> [TASK REQUIREMENTS]: Output all lines exactly, with nothing added or dropped.

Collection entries

:::

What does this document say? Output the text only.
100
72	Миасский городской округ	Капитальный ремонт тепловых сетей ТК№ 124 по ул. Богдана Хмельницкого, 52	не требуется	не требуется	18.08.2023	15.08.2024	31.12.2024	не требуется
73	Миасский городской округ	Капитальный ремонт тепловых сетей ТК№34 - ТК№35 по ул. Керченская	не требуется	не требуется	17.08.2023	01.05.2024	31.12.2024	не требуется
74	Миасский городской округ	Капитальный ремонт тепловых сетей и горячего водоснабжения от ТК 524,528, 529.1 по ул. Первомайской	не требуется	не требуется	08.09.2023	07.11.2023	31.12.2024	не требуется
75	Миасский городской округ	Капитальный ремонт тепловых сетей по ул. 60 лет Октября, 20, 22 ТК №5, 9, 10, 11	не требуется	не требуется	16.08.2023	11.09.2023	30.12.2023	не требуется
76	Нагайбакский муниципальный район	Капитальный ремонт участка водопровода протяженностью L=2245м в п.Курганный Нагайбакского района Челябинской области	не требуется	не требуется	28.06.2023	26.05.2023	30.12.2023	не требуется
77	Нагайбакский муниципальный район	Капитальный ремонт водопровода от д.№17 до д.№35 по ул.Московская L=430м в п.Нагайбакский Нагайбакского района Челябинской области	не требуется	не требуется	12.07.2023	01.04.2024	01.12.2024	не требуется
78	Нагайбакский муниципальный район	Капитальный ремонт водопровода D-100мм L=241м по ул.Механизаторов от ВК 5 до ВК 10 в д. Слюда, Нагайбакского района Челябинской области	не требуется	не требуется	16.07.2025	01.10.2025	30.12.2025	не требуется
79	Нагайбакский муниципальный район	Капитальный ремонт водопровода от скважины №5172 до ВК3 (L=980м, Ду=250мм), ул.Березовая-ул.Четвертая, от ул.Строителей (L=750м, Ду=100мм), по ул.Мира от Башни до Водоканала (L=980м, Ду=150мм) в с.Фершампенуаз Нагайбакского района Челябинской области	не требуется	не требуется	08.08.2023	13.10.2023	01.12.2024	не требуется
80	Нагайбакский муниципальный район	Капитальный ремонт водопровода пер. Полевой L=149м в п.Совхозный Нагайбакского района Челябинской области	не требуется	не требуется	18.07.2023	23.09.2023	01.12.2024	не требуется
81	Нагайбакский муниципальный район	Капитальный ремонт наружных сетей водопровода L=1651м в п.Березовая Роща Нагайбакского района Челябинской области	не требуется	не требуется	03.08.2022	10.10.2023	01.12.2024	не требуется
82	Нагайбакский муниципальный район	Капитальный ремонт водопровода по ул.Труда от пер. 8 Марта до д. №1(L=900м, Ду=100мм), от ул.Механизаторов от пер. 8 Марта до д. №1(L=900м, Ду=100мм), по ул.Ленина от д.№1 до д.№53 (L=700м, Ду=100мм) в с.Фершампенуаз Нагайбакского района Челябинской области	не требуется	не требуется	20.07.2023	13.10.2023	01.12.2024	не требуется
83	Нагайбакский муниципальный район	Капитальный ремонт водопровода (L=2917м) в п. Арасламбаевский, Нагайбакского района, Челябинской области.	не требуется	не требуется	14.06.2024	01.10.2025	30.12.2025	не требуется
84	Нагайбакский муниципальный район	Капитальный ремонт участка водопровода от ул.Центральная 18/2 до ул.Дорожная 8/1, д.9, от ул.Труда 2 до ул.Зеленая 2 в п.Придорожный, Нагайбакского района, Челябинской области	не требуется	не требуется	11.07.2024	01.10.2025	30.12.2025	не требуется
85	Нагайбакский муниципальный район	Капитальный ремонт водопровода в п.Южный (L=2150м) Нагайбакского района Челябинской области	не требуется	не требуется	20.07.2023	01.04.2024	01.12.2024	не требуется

:::

> [EXERCISE RESPONSE]:
What does this document say? Output the text only.
100
72	Миасский городской округ	Капитальный ремонт тепловых сетей ТК№ 124 по ул. Богдана Хмельницкого, 52	не требуется	не требуется	18.08.2023	15.08.2024	31.12.2024	не требуется
73	Миасский городской округ	Капитальный ремонт тепловых сетей ТК№34 - ТК№35 по ул. Керченская	не требуется	не требуется	17.08.2023	01.05.2024	31.12.2024	не требуется
74	Миасский городской округ	Капитальный ремонт тепловых сетей и горячего водоснабжения от ТК 524,528, 529.1 по ул. Первомайской	не требуется	не требуется	08.09.2023	07.11.2023	31.12.2024	не требуется
75	Миасский городской округ	Капитальный ремонт тепловых сетей по ул. 60 лет Октября, 20, 22 ТК №5, 9, 10, 11	не требуется	не требуется	16.08.2023	11.09.2023	30.12.2023	не требуется
76	Нагайбакский муниципальный район	Капитальный ремонт участка водопровода протяженностью L=2245м в п.Курганный Нагайбакского района Челябинской области	не требуется	не требуется	28.06.2023	26.05.2023	30.12.2023	не требуется
77	Нагайбакский муниципальный район	Капитальный ремонт водопровода от д.№17 до д.№35 по ул.Московская L=430м в п.Нагайбакский Нагайбакского района Челябинской области	не требуется	не требуется	12.07.2023	01.04.2024	01.12.2024	не требуется
78	Нагайбакский муниципальный район	Капитальный ремонт водопровода D-100мм L=241м по ул.Механизаторов от ВК 5 до ВК 10 в д. Слюда, Нагайбакского района Челябинской области	не требуется	не требуется	16.07.2025	01.10.2025	30.12.2025	не требуется
79	Нагайбакский муниципальный район	Капитальный ремонт водопровода от скважины №5172 до ВК3 (L=980м, Ду=250мм), ул.Березовая-ул.Четвертая, от ул.Строителей (L=750м, Ду=100мм), по ул.Мира от Башни до Водоканала (L=980м, Ду=150мм) в с.Фершампенуаз Нагайбакского района Челябинской области	не требуется	не требуется	08.08.2023	13.10.2023	01.12.2024	не требуется
80	Нагайбакский муниципальный район	Капитальный ремонт водопровода пер. Полевой L=149м в п.Совхозный Нагайбакского района Челябинской области	не требуется	не требуется	18.07.2023	23.09.2023	01.12.2024	не требуется
81	Нагайбакский муниципальный район	Капитальный ремонт наружных сетей водопровода L=1651м в п.Березовая Роща Нагайбакского района Челябинской области	не требуется	не требуется	03.08.2022	10.10.2023	01.12.2024	не требуется
82	Нагайбакский муниципальный район	Капитальный ремонт водопровода по ул.Труда от пер. 8 Марта до д. №1(L=900м, Ду=100мм), от ул.Механизаторов от пер. 8 Марта до д. №1(L=900м, Ду=100мм), по ул.Ленина от д.№1 до д.№53 (L=700м, Ду=100мм) в с.Фершампенуаз Нагайбакского района Челябинской области	не требуется	не требуется	20.07.2023	13.10.2023	01.12.2024	не требуется
83	Нагайбакский муниципальный район	Капитальный ремонт водопровода (L=2917м) в п. Арасламбаевский, Нагайбакского района, Челябинской области.	не требуется	не требуется	14.06.2024	01.10.2025	30.12.2025	не требуется
84	Нагайбакский муниципальный район	Капитальный ремонт участка водопровода от ул.Центральная 18/2 до ул.Дорожная 8/1, д.9, от ул.Труда 2 до ул.Зеленая 2 в п.Придорожный, Нагайбакского района, Челябинской области	не требуется	не требуется	11.07.2024	01.10.2025	30.12.2025	не требуется
85	Нагайбакский муниципальный район	Капитальный ремонт водопровода в п.Южный (L=2150м) Нагайбакского района Челябинской области	не требуется	не требуется	20.07.2023	01.04.2024	01.12.2024	не требуется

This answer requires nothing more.